* **WRITTEN PROBLEM**
Copy out, word for word, the stretch of data from its first line through the line containing "table-cell: 61 m² <box>549 469 1019 576</box>", both included.

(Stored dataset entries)
********
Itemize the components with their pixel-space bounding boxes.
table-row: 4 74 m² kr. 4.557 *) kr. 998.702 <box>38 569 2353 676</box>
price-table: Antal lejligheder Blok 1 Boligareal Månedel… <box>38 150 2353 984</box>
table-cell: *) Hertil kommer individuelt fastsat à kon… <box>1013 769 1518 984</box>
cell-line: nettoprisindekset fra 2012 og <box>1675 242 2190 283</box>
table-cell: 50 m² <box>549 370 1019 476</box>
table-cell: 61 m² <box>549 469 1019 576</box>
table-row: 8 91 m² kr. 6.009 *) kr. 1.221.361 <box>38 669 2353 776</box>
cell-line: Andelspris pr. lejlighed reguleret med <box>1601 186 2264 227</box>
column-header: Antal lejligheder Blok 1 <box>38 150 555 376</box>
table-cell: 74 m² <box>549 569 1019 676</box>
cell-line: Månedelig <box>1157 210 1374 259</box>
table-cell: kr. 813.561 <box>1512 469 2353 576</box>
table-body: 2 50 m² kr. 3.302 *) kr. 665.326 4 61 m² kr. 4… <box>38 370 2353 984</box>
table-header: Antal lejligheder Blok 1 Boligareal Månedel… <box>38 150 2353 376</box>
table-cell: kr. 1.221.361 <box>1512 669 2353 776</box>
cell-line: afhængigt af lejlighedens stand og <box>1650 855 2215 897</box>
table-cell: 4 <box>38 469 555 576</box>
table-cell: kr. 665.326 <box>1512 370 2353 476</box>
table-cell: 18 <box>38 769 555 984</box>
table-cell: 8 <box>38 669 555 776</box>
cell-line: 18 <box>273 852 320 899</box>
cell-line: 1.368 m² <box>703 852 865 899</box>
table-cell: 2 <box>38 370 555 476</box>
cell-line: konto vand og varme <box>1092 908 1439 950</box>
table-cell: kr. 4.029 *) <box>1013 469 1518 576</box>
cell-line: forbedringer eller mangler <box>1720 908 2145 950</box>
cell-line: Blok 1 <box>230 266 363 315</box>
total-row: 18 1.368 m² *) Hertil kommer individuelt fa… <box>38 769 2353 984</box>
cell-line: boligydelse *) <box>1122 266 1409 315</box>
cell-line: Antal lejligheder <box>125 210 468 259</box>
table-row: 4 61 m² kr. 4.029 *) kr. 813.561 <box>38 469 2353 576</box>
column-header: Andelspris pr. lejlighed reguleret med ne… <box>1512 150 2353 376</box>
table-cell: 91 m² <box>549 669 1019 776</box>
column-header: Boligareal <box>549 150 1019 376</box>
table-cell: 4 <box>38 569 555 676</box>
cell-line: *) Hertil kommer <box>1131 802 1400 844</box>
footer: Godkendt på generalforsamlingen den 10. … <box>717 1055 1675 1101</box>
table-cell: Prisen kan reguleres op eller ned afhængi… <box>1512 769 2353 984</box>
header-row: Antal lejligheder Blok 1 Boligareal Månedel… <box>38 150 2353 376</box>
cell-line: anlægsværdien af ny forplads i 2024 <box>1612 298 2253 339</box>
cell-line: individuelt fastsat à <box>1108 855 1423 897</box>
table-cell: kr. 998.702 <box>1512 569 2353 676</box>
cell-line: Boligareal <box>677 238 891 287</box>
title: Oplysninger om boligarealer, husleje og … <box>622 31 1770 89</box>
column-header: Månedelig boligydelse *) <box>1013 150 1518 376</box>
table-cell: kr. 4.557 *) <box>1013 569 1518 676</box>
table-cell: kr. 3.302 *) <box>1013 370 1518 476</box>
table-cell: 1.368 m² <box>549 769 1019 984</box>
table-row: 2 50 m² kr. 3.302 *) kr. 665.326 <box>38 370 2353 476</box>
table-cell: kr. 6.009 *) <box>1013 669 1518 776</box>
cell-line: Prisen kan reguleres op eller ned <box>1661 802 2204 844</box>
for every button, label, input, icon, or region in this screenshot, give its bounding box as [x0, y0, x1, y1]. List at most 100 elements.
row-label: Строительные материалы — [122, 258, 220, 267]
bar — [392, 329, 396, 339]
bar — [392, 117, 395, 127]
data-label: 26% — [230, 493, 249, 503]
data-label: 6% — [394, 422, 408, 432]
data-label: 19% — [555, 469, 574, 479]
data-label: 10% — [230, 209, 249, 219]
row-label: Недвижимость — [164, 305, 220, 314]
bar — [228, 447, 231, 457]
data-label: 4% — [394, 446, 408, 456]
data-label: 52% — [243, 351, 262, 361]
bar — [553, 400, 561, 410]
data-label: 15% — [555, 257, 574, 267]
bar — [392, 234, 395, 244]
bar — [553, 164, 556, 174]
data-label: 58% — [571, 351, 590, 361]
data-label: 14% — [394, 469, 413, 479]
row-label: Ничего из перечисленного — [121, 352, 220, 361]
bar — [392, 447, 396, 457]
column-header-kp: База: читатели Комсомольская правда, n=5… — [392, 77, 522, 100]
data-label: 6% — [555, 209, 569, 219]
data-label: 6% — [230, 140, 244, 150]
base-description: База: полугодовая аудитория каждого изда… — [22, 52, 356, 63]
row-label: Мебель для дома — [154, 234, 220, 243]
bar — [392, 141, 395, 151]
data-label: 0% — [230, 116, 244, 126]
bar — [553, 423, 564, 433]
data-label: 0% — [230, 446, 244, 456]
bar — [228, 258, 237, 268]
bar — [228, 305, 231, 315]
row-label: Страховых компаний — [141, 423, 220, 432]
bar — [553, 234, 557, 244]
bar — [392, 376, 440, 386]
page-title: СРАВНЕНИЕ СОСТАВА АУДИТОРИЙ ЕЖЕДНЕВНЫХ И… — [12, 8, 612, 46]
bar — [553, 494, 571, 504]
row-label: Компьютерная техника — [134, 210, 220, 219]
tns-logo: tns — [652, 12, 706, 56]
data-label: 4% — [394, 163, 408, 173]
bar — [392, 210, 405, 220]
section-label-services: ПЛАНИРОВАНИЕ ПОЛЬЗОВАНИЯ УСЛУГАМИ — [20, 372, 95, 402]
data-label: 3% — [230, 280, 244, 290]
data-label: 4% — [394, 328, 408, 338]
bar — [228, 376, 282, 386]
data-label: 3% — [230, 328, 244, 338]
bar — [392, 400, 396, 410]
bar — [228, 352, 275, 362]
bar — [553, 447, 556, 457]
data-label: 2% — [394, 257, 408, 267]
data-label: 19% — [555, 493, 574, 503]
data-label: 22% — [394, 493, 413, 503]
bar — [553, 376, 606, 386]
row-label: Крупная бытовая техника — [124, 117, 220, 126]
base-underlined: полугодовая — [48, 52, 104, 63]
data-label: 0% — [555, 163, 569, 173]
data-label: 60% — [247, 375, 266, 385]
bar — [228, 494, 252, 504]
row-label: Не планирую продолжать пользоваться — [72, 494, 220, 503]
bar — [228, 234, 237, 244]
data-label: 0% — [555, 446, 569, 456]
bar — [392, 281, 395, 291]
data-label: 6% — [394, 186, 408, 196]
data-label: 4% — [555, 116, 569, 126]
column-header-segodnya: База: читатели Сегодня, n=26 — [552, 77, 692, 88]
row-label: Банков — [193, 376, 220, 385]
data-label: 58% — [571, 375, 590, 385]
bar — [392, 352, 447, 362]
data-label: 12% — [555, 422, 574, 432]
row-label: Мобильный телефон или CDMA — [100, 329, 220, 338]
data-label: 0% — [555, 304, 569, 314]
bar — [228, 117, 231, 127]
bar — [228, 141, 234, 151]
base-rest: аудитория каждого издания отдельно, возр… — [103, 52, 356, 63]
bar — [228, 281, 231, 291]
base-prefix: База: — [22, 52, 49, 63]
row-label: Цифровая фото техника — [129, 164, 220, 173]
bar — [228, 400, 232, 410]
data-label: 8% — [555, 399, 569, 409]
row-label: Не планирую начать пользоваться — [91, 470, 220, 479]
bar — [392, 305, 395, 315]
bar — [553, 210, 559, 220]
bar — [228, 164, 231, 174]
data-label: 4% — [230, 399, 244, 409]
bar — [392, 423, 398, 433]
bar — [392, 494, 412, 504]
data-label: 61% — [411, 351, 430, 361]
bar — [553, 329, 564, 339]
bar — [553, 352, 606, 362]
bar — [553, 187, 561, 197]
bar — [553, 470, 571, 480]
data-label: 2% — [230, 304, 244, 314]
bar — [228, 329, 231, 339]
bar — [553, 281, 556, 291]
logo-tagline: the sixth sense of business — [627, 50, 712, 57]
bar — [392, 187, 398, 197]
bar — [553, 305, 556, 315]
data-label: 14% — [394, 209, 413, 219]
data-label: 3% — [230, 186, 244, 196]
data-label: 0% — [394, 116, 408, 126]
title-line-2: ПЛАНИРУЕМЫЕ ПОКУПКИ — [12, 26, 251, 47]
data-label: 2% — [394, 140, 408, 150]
********
* **CORRECT RESPONSE**
Itemize the components with their pixel-space bounding boxes.
table-row: 4 74 m² kr. 4.557 *) kr. 998.702 <box>38 569 2353 676</box>
price-table: Antal lejligheder Blok 1 Boligareal Månedel… <box>38 150 2353 984</box>
table-cell: *) Hertil kommer individuelt fastsat à kon… <box>1013 769 1518 984</box>
cell-line: nettoprisindekset fra 2012 og <box>1675 242 2190 283</box>
table-cell: 50 m² <box>549 370 1019 476</box>
table-cell: 61 m² <box>549 469 1019 576</box>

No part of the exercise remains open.